Aim » Pull every line holding the string "Windows" from the records below.

Materials provided »
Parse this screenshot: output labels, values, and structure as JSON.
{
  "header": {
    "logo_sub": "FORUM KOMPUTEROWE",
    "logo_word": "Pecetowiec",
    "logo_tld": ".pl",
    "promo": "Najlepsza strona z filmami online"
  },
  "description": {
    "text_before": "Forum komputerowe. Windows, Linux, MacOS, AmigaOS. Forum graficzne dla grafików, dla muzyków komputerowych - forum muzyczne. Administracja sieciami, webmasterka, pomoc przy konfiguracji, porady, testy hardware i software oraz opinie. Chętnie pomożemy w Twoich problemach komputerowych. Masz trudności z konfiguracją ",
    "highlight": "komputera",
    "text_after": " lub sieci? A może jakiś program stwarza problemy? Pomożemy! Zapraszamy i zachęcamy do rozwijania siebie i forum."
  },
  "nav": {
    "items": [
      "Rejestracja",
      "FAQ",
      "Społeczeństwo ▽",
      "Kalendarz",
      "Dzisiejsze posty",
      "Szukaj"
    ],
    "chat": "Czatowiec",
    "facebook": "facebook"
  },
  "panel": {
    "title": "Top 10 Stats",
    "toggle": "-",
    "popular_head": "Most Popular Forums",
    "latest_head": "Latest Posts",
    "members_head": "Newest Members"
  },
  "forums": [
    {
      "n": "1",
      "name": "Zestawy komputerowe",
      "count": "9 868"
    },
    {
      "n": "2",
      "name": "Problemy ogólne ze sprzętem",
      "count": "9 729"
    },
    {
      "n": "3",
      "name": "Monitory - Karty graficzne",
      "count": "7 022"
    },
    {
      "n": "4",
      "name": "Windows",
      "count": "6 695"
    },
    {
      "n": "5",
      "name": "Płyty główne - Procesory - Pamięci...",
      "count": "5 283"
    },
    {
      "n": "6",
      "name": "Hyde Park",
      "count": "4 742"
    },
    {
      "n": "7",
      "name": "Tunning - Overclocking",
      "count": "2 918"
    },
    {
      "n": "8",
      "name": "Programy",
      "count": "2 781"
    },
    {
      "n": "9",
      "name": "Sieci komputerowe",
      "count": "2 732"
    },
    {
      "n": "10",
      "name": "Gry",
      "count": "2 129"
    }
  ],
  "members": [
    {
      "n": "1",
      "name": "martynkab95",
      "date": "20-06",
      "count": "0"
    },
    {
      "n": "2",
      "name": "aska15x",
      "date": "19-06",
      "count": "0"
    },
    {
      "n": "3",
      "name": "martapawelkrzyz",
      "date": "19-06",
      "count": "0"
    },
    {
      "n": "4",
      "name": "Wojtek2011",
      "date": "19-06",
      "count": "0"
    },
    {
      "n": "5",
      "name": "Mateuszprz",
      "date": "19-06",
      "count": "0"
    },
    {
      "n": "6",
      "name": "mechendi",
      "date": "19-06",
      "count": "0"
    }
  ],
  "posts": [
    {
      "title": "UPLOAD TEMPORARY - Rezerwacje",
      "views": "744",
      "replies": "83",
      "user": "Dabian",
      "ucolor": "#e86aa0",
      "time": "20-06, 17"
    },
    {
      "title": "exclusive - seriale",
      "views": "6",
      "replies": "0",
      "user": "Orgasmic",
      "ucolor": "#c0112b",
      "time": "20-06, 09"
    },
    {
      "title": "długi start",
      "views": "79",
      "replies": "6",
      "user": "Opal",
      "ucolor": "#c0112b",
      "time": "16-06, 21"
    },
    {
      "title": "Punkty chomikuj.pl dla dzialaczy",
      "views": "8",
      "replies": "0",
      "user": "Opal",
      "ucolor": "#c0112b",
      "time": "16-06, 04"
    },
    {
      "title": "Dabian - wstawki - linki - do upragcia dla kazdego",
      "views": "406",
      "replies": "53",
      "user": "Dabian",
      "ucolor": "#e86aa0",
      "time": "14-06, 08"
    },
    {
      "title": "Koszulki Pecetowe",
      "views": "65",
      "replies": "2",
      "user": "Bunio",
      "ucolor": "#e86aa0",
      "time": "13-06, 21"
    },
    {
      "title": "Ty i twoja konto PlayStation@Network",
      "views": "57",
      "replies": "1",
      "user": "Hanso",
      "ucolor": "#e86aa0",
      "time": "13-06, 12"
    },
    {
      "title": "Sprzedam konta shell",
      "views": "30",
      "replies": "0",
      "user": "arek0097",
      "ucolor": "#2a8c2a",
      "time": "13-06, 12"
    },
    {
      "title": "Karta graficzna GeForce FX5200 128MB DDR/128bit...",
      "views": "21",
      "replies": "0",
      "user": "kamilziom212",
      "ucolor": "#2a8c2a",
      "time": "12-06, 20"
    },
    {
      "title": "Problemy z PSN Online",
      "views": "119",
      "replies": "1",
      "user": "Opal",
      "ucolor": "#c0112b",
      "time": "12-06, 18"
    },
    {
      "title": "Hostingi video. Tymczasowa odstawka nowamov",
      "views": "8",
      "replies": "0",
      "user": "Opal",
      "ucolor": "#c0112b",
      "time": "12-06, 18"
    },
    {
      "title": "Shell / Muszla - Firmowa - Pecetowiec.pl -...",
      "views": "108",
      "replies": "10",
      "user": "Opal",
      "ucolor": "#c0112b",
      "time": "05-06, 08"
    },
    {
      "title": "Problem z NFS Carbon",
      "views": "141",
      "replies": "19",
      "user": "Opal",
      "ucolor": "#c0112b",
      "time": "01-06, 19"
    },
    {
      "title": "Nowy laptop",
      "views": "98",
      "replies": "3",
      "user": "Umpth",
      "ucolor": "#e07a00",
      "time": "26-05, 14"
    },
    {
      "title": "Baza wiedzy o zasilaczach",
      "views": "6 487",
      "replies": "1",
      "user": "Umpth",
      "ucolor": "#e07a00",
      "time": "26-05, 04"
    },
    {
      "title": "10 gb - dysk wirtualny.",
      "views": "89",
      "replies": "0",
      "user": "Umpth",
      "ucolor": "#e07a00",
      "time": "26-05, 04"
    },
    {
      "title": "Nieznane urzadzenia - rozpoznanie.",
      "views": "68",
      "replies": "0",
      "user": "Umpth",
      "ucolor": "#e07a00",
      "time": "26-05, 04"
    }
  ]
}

--

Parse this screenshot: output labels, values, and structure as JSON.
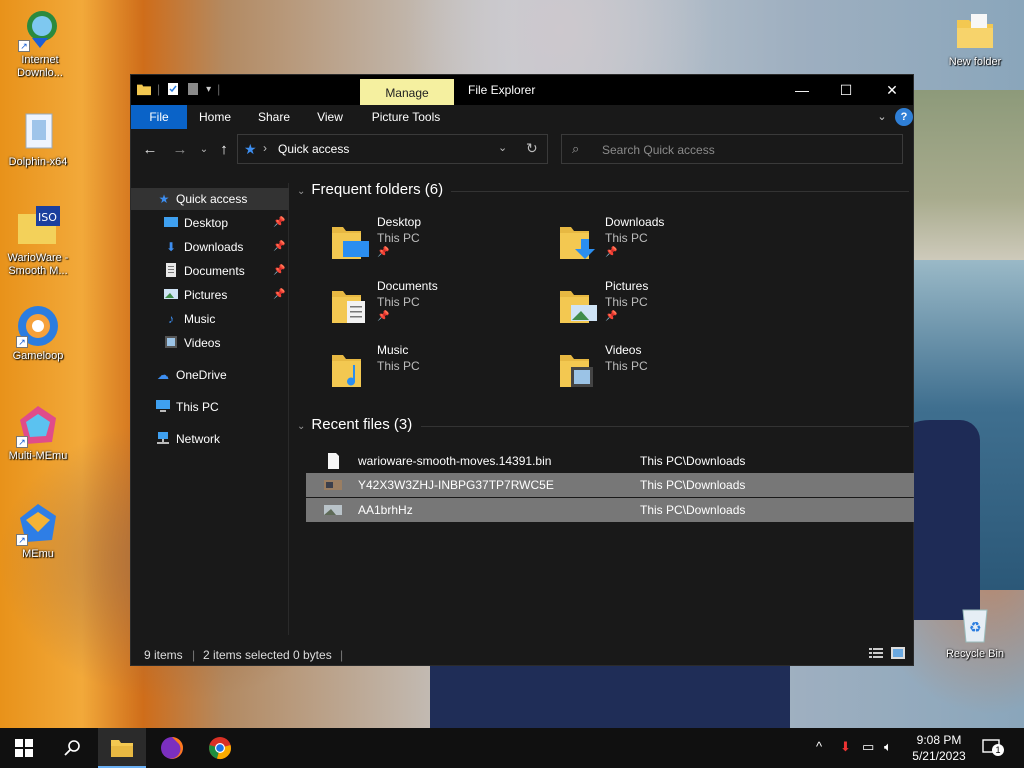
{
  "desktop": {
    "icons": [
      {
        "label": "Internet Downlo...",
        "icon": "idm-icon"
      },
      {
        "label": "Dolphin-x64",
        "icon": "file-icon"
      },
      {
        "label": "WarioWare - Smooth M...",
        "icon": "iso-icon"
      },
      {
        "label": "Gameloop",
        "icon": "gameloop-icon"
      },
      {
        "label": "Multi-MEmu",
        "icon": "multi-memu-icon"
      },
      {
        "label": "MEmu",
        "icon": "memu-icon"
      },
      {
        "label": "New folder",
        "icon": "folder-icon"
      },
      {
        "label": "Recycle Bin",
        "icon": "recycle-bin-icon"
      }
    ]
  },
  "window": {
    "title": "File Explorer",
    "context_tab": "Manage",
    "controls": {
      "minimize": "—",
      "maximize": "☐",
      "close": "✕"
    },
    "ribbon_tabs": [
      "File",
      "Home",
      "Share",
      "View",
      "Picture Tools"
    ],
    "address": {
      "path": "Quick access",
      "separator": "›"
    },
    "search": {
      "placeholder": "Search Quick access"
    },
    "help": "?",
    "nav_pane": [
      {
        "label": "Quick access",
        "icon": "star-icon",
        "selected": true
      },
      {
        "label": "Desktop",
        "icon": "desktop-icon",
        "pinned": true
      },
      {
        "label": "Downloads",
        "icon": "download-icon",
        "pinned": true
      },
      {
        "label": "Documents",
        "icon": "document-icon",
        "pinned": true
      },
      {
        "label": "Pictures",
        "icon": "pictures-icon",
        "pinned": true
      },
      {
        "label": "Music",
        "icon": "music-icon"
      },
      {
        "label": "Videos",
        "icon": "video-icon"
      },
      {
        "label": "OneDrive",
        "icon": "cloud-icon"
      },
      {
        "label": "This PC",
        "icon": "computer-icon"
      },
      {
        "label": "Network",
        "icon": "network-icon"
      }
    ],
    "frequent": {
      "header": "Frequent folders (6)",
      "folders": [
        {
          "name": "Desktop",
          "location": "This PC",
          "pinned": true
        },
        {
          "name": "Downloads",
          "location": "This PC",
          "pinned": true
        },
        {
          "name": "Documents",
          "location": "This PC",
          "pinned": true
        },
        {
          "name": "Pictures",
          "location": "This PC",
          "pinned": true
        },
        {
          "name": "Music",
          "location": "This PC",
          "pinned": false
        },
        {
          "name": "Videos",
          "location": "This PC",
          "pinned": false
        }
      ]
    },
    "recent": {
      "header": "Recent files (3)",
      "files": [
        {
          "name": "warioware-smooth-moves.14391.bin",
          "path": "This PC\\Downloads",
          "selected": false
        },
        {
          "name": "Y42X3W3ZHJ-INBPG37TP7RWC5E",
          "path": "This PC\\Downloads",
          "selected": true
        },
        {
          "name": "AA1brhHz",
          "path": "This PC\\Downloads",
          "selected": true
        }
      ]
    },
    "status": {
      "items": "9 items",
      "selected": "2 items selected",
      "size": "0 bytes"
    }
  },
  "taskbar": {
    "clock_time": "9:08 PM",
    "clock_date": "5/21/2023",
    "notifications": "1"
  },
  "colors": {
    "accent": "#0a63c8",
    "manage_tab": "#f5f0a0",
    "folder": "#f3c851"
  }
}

Task response »
    "text_before": "Forum komputerowe. Windows, Linux, MacOS, AmigaOS. Forum graficzne dla grafików, dla muzyków komputerowych - forum muzyczne. Administracja sieciami, webmasterka, pomoc przy konfiguracji, porady, testy hardware i software oraz opinie. Chętnie pomożemy w Twoich problemach komputerowych. Masz trudności z konfiguracją ",
      "name": "Windows",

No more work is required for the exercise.